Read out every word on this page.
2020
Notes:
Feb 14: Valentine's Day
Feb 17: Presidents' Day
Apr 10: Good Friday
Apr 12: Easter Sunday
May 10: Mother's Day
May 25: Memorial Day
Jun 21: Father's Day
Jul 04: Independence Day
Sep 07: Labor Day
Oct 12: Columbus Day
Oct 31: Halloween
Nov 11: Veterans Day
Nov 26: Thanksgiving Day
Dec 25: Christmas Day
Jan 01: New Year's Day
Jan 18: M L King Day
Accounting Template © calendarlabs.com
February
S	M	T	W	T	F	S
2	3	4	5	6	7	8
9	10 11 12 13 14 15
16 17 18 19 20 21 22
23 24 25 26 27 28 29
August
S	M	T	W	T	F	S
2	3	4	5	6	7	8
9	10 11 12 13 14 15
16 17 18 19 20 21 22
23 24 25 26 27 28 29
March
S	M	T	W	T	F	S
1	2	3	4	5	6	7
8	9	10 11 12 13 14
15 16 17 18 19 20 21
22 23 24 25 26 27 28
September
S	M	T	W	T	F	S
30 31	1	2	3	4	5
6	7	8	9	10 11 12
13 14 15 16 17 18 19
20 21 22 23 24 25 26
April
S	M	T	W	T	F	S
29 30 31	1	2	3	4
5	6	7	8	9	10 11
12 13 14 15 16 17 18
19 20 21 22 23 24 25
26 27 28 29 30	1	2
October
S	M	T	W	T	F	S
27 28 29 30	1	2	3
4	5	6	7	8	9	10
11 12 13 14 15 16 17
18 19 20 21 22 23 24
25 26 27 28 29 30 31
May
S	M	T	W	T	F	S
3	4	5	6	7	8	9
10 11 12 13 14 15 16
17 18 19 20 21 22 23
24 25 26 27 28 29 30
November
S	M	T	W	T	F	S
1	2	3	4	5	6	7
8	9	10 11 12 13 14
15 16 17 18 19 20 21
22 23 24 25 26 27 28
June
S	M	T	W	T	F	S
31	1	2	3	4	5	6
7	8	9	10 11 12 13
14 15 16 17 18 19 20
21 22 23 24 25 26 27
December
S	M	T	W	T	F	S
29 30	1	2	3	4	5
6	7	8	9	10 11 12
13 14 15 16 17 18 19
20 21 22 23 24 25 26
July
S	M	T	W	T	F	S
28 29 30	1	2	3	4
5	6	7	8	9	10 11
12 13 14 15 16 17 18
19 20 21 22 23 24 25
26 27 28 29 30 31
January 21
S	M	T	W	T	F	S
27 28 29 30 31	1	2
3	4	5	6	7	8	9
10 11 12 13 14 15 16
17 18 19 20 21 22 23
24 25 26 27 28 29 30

..............................

§ Work to complete
The entries above must be returned in full, exactly as shown.

§ Final answer
Read out every word on this page.
2020
Notes:
Feb 14: Valentine's Day
Feb 17: Presidents' Day
Apr 10: Good Friday
Apr 12: Easter Sunday
May 10: Mother's Day
May 25: Memorial Day
Jun 21: Father's Day
Jul 04: Independence Day
Sep 07: Labor Day
Oct 12: Columbus Day
Oct 31: Halloween
Nov 11: Veterans Day
Nov 26: Thanksgiving Day
Dec 25: Christmas Day
Jan 01: New Year's Day
Jan 18: M L King Day
Accounting Template © calendarlabs.com
February
S	M	T	W	T	F	S
2	3	4	5	6	7	8
9	10 11 12 13 14 15
16 17 18 19 20 21 22
23 24 25 26 27 28 29
August
S	M	T	W	T	F	S
2	3	4	5	6	7	8
9	10 11 12 13 14 15
16 17 18 19 20 21 22
23 24 25 26 27 28 29
March
S	M	T	W	T	F	S
1	2	3	4	5	6	7
8	9	10 11 12 13 14
15 16 17 18 19 20 21
22 23 24 25 26 27 28
September
S	M	T	W	T	F	S
30 31	1	2	3	4	5
6	7	8	9	10 11 12
13 14 15 16 17 18 19
20 21 22 23 24 25 26
April
S	M	T	W	T	F	S
29 30 31	1	2	3	4
5	6	7	8	9	10 11
12 13 14 15 16 17 18
19 20 21 22 23 24 25
26 27 28 29 30	1	2
October
S	M	T	W	T	F	S
27 28 29 30	1	2	3
4	5	6	7	8	9	10
11 12 13 14 15 16 17
18 19 20 21 22 23 24
25 26 27 28 29 30 31
May
S	M	T	W	T	F	S
3	4	5	6	7	8	9
10 11 12 13 14 15 16
17 18 19 20 21 22 23
24 25 26 27 28 29 30
November
S	M	T	W	T	F	S
1	2	3	4	5	6	7
8	9	10 11 12 13 14
15 16 17 18 19 20 21
22 23 24 25 26 27 28
June
S	M	T	W	T	F	S
31	1	2	3	4	5	6
7	8	9	10 11 12 13
14 15 16 17 18 19 20
21 22 23 24 25 26 27
December
S	M	T	W	T	F	S
29 30	1	2	3	4	5
6	7	8	9	10 11 12
13 14 15 16 17 18 19
20 21 22 23 24 25 26
July
S	M	T	W	T	F	S
28 29 30	1	2	3	4
5	6	7	8	9	10 11
12 13 14 15 16 17 18
19 20 21 22 23 24 25
26 27 28 29 30 31
January 21
S	M	T	W	T	F	S
27 28 29 30 31	1	2
3	4	5	6	7	8	9
10 11 12 13 14 15 16
17 18 19 20 21 22 23
24 25 26 27 28 29 30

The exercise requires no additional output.